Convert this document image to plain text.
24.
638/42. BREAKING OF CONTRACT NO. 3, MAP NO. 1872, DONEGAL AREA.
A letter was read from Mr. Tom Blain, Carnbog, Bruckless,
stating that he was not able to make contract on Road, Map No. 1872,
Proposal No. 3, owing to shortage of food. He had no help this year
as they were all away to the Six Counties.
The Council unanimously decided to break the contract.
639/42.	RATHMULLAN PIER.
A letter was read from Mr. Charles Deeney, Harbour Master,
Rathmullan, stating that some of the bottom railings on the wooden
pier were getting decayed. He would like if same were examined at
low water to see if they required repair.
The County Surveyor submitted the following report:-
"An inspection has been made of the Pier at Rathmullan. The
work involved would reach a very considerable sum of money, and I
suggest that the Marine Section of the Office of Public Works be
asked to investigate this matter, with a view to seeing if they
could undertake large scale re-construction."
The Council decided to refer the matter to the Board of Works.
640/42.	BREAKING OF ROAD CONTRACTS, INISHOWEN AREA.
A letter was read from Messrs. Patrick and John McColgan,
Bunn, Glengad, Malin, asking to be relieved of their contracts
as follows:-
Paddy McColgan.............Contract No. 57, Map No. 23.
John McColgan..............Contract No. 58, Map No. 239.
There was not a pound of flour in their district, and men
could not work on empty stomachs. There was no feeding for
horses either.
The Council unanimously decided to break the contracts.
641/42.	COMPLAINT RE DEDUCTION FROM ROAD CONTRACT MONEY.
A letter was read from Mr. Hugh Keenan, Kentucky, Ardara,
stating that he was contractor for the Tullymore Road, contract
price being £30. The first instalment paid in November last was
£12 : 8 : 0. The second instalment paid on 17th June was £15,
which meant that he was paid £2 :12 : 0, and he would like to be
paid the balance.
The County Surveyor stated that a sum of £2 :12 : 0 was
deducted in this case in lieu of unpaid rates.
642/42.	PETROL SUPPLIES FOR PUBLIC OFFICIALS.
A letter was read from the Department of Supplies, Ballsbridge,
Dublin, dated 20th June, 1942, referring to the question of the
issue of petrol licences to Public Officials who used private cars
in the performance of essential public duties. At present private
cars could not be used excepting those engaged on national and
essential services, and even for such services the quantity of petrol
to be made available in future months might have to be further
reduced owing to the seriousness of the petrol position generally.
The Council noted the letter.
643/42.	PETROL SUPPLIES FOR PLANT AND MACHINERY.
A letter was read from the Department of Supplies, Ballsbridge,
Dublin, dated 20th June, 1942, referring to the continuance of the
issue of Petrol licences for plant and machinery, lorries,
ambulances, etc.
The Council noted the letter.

━━━━━━━━━━

◆ **WORK TO COMPLETE**:
Find each line in the records holding the string "decided" and show it.

◆ **IN RESPONSE**:
The Council unanimously decided to break the contract.
The Council decided to refer the matter to the Board of Works.
The Council unanimously decided to break the contracts.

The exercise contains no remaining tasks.